> [Exercise aim] Write out each line in which the string "dans" is present.

Extracted data entries:
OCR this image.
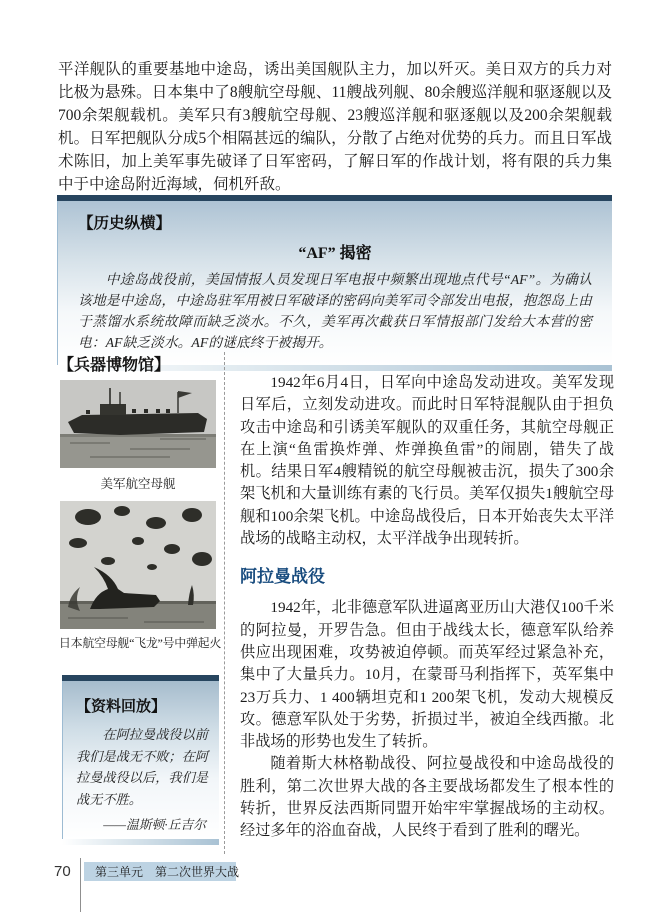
平洋舰队的重要基地中途岛，诱出美国舰队主力，加以歼灭。美日双方的兵力对比极为悬殊。日本集中了8艘航空母舰、11艘战列舰、80余艘巡洋舰和驱逐舰以及700余架舰载机。美军只有3艘航空母舰、23艘巡洋舰和驱逐舰以及200余架舰载机。日军把舰队分成5个相隔甚远的编队，分散了占绝对优势的兵力。而且日军战术陈旧，加上美军事先破译了日军密码，了解日军的作战计划，将有限的兵力集中于中途岛附近海域，伺机歼敌。

【历史纵横】
“AF” 揭密

中途岛战役前，美国情报人员发现日军电报中频繁出现地点代号“AF”。为确认该地是中途岛，中途岛驻军用被日军破译的密码向美军司令部发出电报，抱怨岛上由于蒸馏水系统故障而缺乏淡水。不久，美军再次截获日军情报部门发给大本营的密电：AF缺乏淡水。AF的谜底终于被揭开。

【兵器博物馆】
美军航空母舰
日本航空母舰“飞龙”号中弹起火
【资料回放】

在阿拉曼战役以前我们是战无不败；在阿拉曼战役以后，我们是战无不胜。

——温斯顿·丘吉尔

1942年6月4日，日军向中途岛发动进攻。美军发现日军后，立刻发动进攻。而此时日军特混舰队由于担负攻击中途岛和引诱美军舰队的双重任务，其航空母舰正在上演“鱼雷换炸弹、炸弹换鱼雷”的闹剧，错失了战机。结果日军4艘精锐的航空母舰被击沉，损失了300余架飞机和大量训练有素的飞行员。美军仅损失1艘航空母舰和100余架飞机。中途岛战役后，日本开始丧失太平洋战场的战略主动权，太平洋战争出现转折。

阿拉曼战役

1942年，北非德意军队进逼离亚历山大港仅100千米的阿拉曼，开罗告急。但由于战线太长，德意军队给养供应出现困难，攻势被迫停顿。而英军经过紧急补充，集中了大量兵力。10月，在蒙哥马利指挥下，英军集中23万兵力、1 400辆坦克和1 200架飞机，发动大规模反攻。德意军队处于劣势，折损过半，被迫全线西撤。北非战场的形势也发生了转折。

随着斯大林格勒战役、阿拉曼战役和中途岛战役的胜利，第二次世界大战的各主要战场都发生了根本性的转折，世界反法西斯同盟开始牢牢掌握战场的主动权。经过多年的浴血奋战，人民终于看到了胜利的曙光。

70 第三单元　第二次世界大战
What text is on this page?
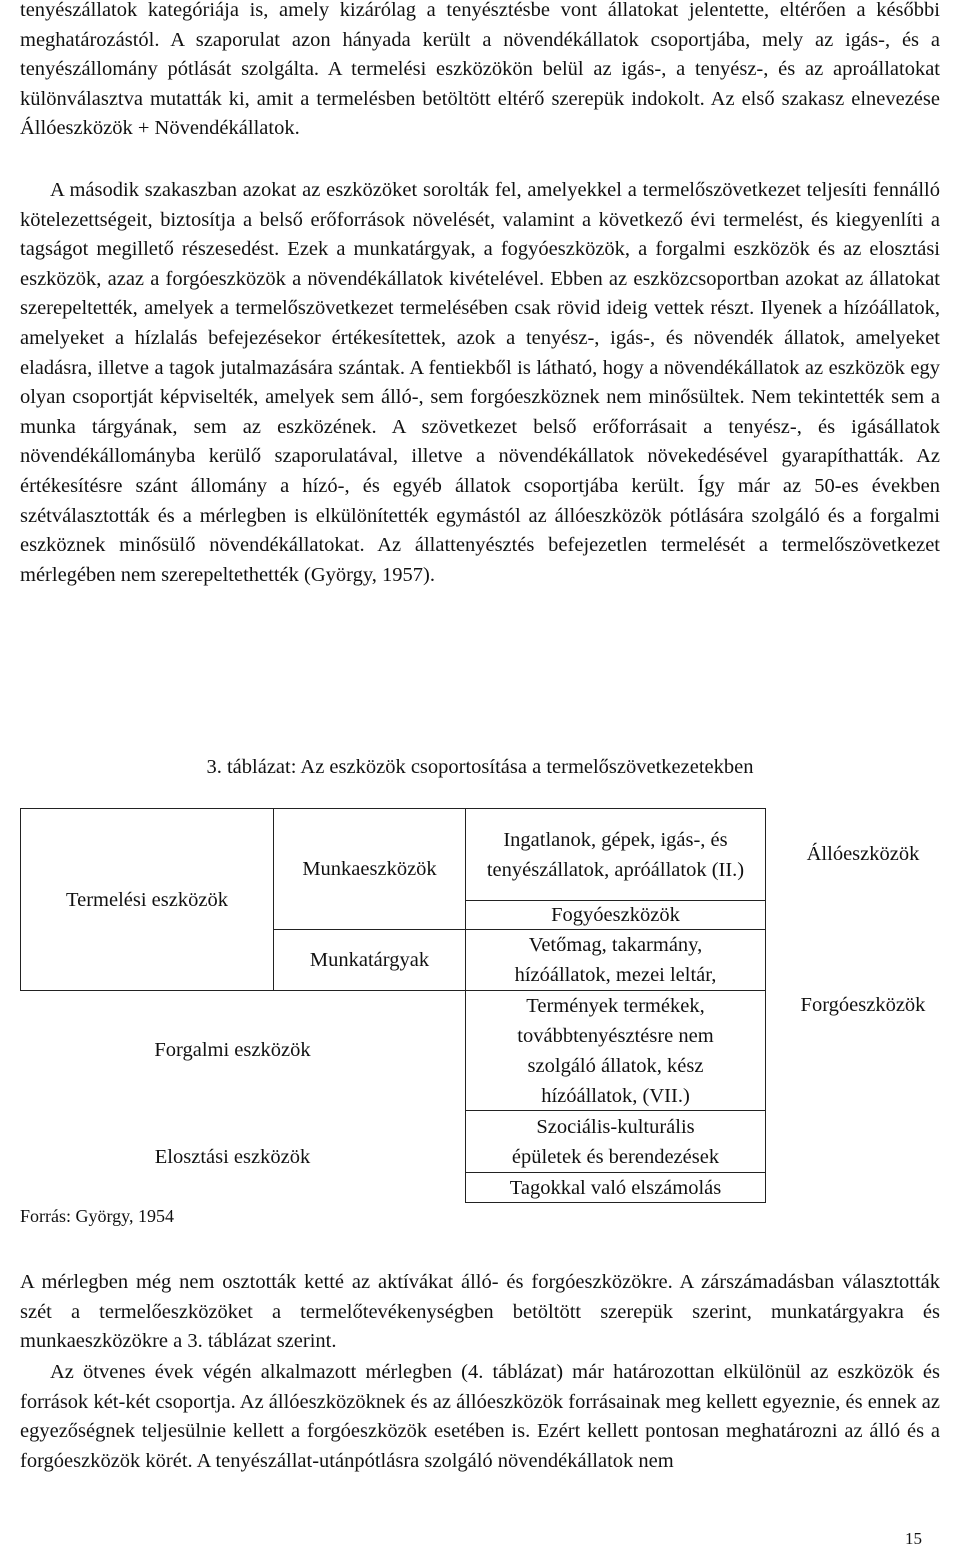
tenyészállatok kategóriája is, amely kizárólag a tenyésztésbe vont állatokat jelentette, eltérően a későbbi meghatározástól. A szaporulat azon hányada került a növendékállatok csoportjába, mely az igás-, és a tenyészállomány pótlását szolgálta. A termelési eszközökön belül az igás-, a tenyész-, és az aproállatokat különválasztva mutatták ki, amit a termelésben betöltött eltérő szerepük indokolt. Az első szakasz elnevezése Állóeszközök + Növendékállatok.

A második szakaszban azokat az eszközöket sorolták fel, amelyekkel a termelőszövetkezet teljesíti fennálló kötelezettségeit, biztosítja a belső erőforrások növelését, valamint a következő évi termelést, és kiegyenlíti a tagságot megillető részesedést. Ezek a munkatárgyak, a fogyóeszközök, a forgalmi eszközök és az elosztási eszközök, azaz a forgóeszközök a növendékállatok kivételével. Ebben az eszközcsoportban azokat az állatokat szerepeltették, amelyek a termelőszövetkezet termelésében csak rövid ideig vettek részt. Ilyenek a hízóállatok, amelyeket a hízlalás befejezésekor értékesítettek, azok a tenyész-, igás-, és növendék állatok, amelyeket eladásra, illetve a tagok jutalmazására szántak. A fentiekből is látható, hogy a növendékállatok az eszközök egy olyan csoportját képviselték, amelyek sem álló-, sem forgóeszköznek nem minősültek. Nem tekintették sem a munka tárgyának, sem az eszközének. A szövetkezet belső erőforrásait a tenyész-, és igásállatok növendékállományba kerülő szaporulatával, illetve a növendékállatok növekedésével gyarapíthatták. Az értékesítésre szánt állomány a hízó-, és egyéb állatok csoportjába került. Így már az 50-es években szétválasztották és a mérlegben is elkülönítették egymástól az állóeszközök pótlására szolgáló és a forgalmi eszköznek minősülő növendékállatokat. Az állattenyésztés befejezetlen termelését a termelőszövetkezet mérlegében nem szerepeltethették (György, 1957).

3. táblázat: Az eszközök csoportosítása a termelőszövetkezetekben
Termelési eszközök
Munkaeszközök
Munkatárgyak
Forgalmi eszközök
Elosztási eszközök
Ingatlanok, gépek, igás-, és tenyészállatok, apróállatok (II.)
Fogyóeszközök
Vetőmag, takarmány, hízóállatok, mezei leltár,
Termények termékek, továbbtenyésztésre nem szolgáló állatok, kész hízóállatok, (VII.)
Szociális-kulturális épületek és berendezések
Tagokkal való elszámolás
Állóeszközök
Forgóeszközök
Forrás: György, 1954

A mérlegben még nem osztották ketté az aktívákat álló- és forgóeszközökre. A zárszámadásban választották szét a termelőeszközöket a termelőtevékenységben betöltött szerepük szerint, munkatárgyakra és munkaeszközökre a 3. táblázat szerint.

Az ötvenes évek végén alkalmazott mérlegben (4. táblázat) már határozottan elkülönül az eszközök és források két-két csoportja. Az állóeszközöknek és az állóeszközök forrásainak meg kellett egyeznie, és ennek az egyezőségnek teljesülnie kellett a forgóeszközök esetében is. Ezért kellett pontosan meghatározni az álló és a forgóeszközök körét. A tenyészállat-utánpótlásra szolgáló növendékállatok nem

15
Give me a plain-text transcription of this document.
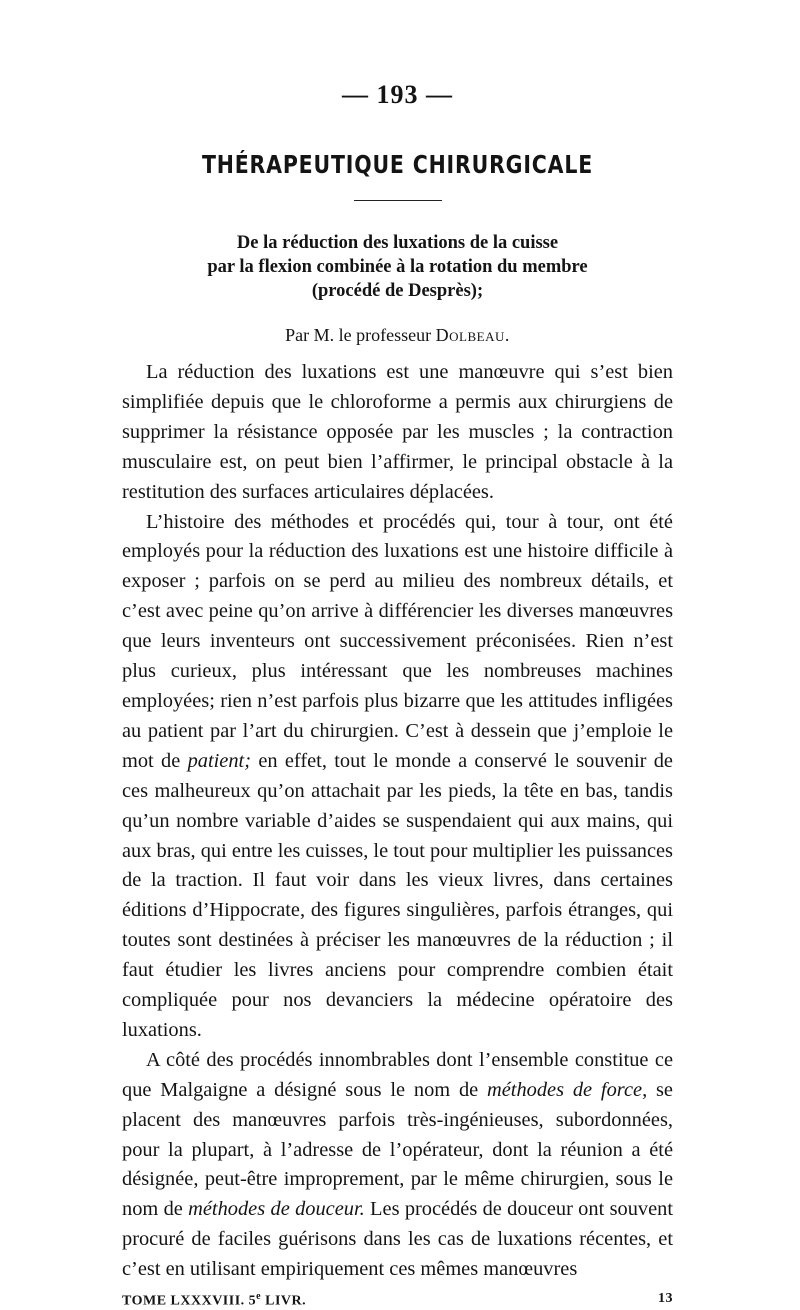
— 193 —
THÉRAPEUTIQUE CHIRURGICALE
De la réduction des luxations de la cuisse
par la flexion combinée à la rotation du membre
(procédé de Desprès);
Par M. le professeur Dolbeau.

La réduction des luxations est une manœuvre qui s’est bien simplifiée depuis que le chloroforme a permis aux chirurgiens de supprimer la résistance opposée par les muscles ; la contraction musculaire est, on peut bien l’affirmer, le principal obstacle à la restitution des surfaces articulaires déplacées.

L’histoire des méthodes et procédés qui, tour à tour, ont été employés pour la réduction des luxations est une histoire difficile à exposer ; parfois on se perd au milieu des nombreux détails, et c’est avec peine qu’on arrive à différencier les diverses manœuvres que leurs inventeurs ont successivement préconisées. Rien n’est plus curieux, plus intéressant que les nombreuses machines employées; rien n’est parfois plus bizarre que les attitudes infligées au patient par l’art du chirurgien. C’est à dessein que j’emploie le mot de patient; en effet, tout le monde a conservé le souvenir de ces malheureux qu’on attachait par les pieds, la tête en bas, tandis qu’un nombre variable d’aides se suspendaient qui aux mains, qui aux bras, qui entre les cuisses, le tout pour multiplier les puissances de la traction. Il faut voir dans les vieux livres, dans certaines éditions d’Hippocrate, des figures singulières, parfois étranges, qui toutes sont destinées à préciser les manœuvres de la réduction ; il faut étudier les livres anciens pour comprendre combien était compliquée pour nos devanciers la médecine opératoire des luxations.

A côté des procédés innombrables dont l’ensemble constitue ce que Malgaigne a désigné sous le nom de méthodes de force, se placent des manœuvres parfois très-ingénieuses, subordonnées, pour la plupart, à l’adresse de l’opérateur, dont la réunion a été désignée, peut-être improprement, par le même chirurgien, sous le nom de méthodes de douceur. Les procédés de douceur ont souvent procuré de faciles guérisons dans les cas de luxations récentes, et c’est en utilisant empiriquement ces mêmes manœuvres

TOME LXXXVIII. 5e LIVR.	13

> [Exercise output]
L’histoire des méthodes et procédés qui, tour à tour, ont été employés pour la réduction des luxations est une histoire difficile à exposer ; parfois on se perd au milieu des nombreux détails, et c’est avec peine qu’on arrive à différencier les diverses manœuvres que leurs inventeurs ont successivement préconisées. Rien n’est plus curieux, plus intéressant que les nombreuses machines employées; rien n’est parfois plus bizarre que les attitudes infligées au patient par l’art du chirurgien. C’est à dessein que j’emploie le mot de patient; en effet, tout le monde a conservé le souvenir de ces malheureux qu’on attachait par les pieds, la tête en bas, tandis qu’un nombre variable d’aides se suspendaient qui aux mains, qui aux bras, qui entre les cuisses, le tout pour multiplier les puissances de la traction. Il faut voir dans les vieux livres, dans certaines éditions d’Hippocrate, des figures singulières, parfois étranges, qui toutes sont destinées à préciser les manœuvres de la réduction ; il faut étudier les livres anciens pour comprendre combien était compliquée pour nos devanciers la médecine opératoire des luxations.
A côté des procédés innombrables dont l’ensemble constitue ce que Malgaigne a désigné sous le nom de méthodes de force, se placent des manœuvres parfois très-ingénieuses, subordonnées, pour la plupart, à l’adresse de l’opérateur, dont la réunion a été désignée, peut-être improprement, par le même chirurgien, sous le nom de méthodes de douceur. Les procédés de douceur ont souvent procuré de faciles guérisons dans les cas de luxations récentes, et c’est en utilisant empiriquement ces mêmes manœuvres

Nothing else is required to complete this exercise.